__STATED PROBLEM__
Each line that holds the word "JSON" counts once; report the total and nothing else.

__Some records__
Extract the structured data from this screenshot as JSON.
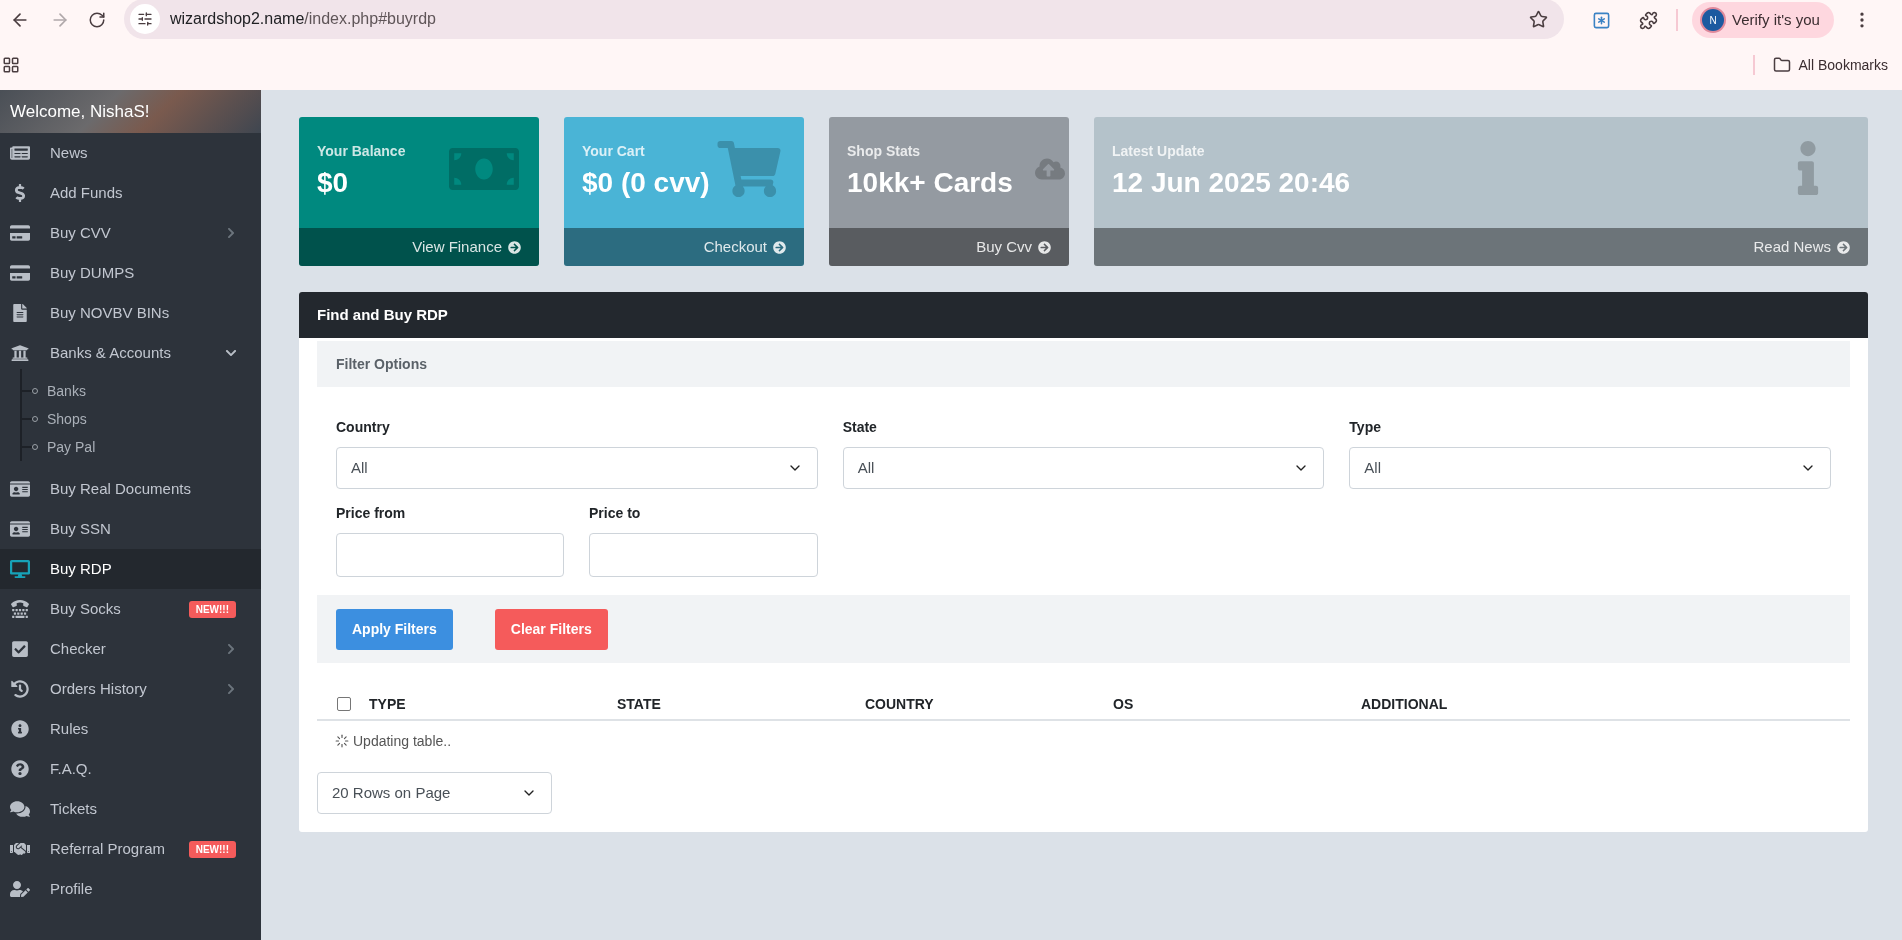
{
  "browser": {
    "url_host": "wizardshop2.name",
    "url_path": "/index.php#buyrdp",
    "forward": {
      "disabled": true
    },
    "profile": {
      "initial": "N",
      "label": "Verify it's you"
    },
    "bookmarks": {
      "label": "All Bookmarks"
    }
  },
  "sidebar": {
    "welcome": "Welcome, NishaS!",
    "items": [
      {
        "label": "News",
        "selected": false
      },
      {
        "label": "Add Funds",
        "selected": false
      },
      {
        "label": "Buy CVV",
        "selected": false,
        "expanded": false
      },
      {
        "label": "Buy DUMPS",
        "selected": false
      },
      {
        "label": "Buy NOVBV BINs",
        "selected": false
      },
      {
        "label": "Banks & Accounts",
        "selected": false,
        "expanded": true,
        "children": [
          {
            "label": "Banks"
          },
          {
            "label": "Shops"
          },
          {
            "label": "Pay Pal"
          }
        ]
      },
      {
        "label": "Buy Real Documents",
        "selected": false
      },
      {
        "label": "Buy SSN",
        "selected": false
      },
      {
        "label": "Buy RDP",
        "selected": true
      },
      {
        "label": "Buy Socks",
        "selected": false,
        "badge": "NEW!!!"
      },
      {
        "label": "Checker",
        "selected": false,
        "expanded": false
      },
      {
        "label": "Orders History",
        "selected": false,
        "expanded": false
      },
      {
        "label": "Rules",
        "selected": false
      },
      {
        "label": "F.A.Q.",
        "selected": false
      },
      {
        "label": "Tickets",
        "selected": false
      },
      {
        "label": "Referral Program",
        "selected": false,
        "badge": "NEW!!!"
      },
      {
        "label": "Profile",
        "selected": false
      }
    ]
  },
  "cards": [
    {
      "title": "Your Balance",
      "value": "$0",
      "link": "View Finance",
      "color": "#00897f"
    },
    {
      "title": "Your Cart",
      "value": "$0 (0 cvv)",
      "link": "Checkout",
      "color": "#4ab4d6"
    },
    {
      "title": "Shop Stats",
      "value": "10kk+ Cards",
      "link": "Buy Cvv",
      "color": "#949aa1"
    },
    {
      "title": "Latest Update",
      "value": "12 Jun 2025 20:46",
      "link": "Read News",
      "color": "#b4c2ca"
    }
  ],
  "panel": {
    "title": "Find and Buy RDP",
    "filter_title": "Filter Options",
    "fields": [
      {
        "kind": "select",
        "label": "Country",
        "value": "All"
      },
      {
        "kind": "select",
        "label": "State",
        "value": "All"
      },
      {
        "kind": "select",
        "label": "Type",
        "value": "All"
      },
      {
        "kind": "input",
        "label": "Price from"
      },
      {
        "kind": "input",
        "label": "Price to"
      }
    ],
    "buttons": [
      {
        "kind": "primary",
        "label": "Apply Filters"
      },
      {
        "kind": "danger",
        "label": "Clear Filters"
      }
    ],
    "table": {
      "select_all": {
        "checked": false
      },
      "columns": [
        "TYPE",
        "STATE",
        "COUNTRY",
        "OS",
        "ADDITIONAL"
      ],
      "status": "Updating table.."
    },
    "page_size": "20 Rows on Page"
  }
}
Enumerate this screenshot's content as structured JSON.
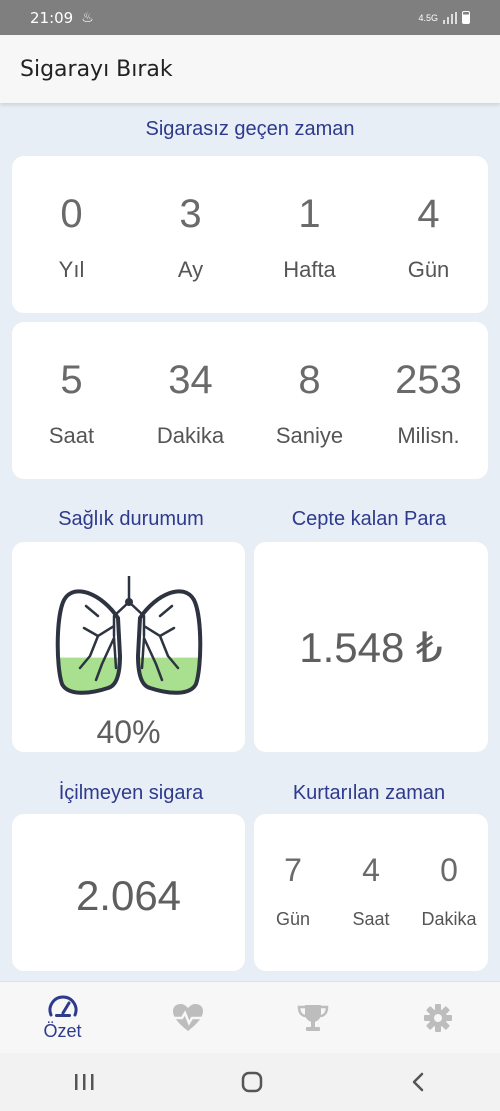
{
  "status_bar": {
    "time": "21:09",
    "network": "4.5G"
  },
  "app": {
    "title": "Sigarayı Bırak"
  },
  "elapsed": {
    "title": "Sigarasız geçen zaman",
    "row1": [
      {
        "value": "0",
        "label": "Yıl"
      },
      {
        "value": "3",
        "label": "Ay"
      },
      {
        "value": "1",
        "label": "Hafta"
      },
      {
        "value": "4",
        "label": "Gün"
      }
    ],
    "row2": [
      {
        "value": "5",
        "label": "Saat"
      },
      {
        "value": "34",
        "label": "Dakika"
      },
      {
        "value": "8",
        "label": "Saniye"
      },
      {
        "value": "253",
        "label": "Milisn."
      }
    ]
  },
  "health": {
    "title": "Sağlık durumum",
    "percent": "40%",
    "fill_fraction": 0.4,
    "fill_color": "#a8e08f"
  },
  "money": {
    "title": "Cepte kalan Para",
    "value": "1.548 ₺"
  },
  "cigarettes": {
    "title": "İçilmeyen sigara",
    "value": "2.064"
  },
  "saved_time": {
    "title": "Kurtarılan zaman",
    "items": [
      {
        "value": "7",
        "label": "Gün"
      },
      {
        "value": "4",
        "label": "Saat"
      },
      {
        "value": "0",
        "label": "Dakika"
      }
    ]
  },
  "bottom_nav": {
    "summary_label": "Özet",
    "active_color": "#2e3a8c",
    "inactive_color": "#bdbdbd",
    "icons": [
      "speedometer-icon",
      "heart-pulse-icon",
      "trophy-icon",
      "gear-icon"
    ]
  }
}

__FINAL RESULT__
2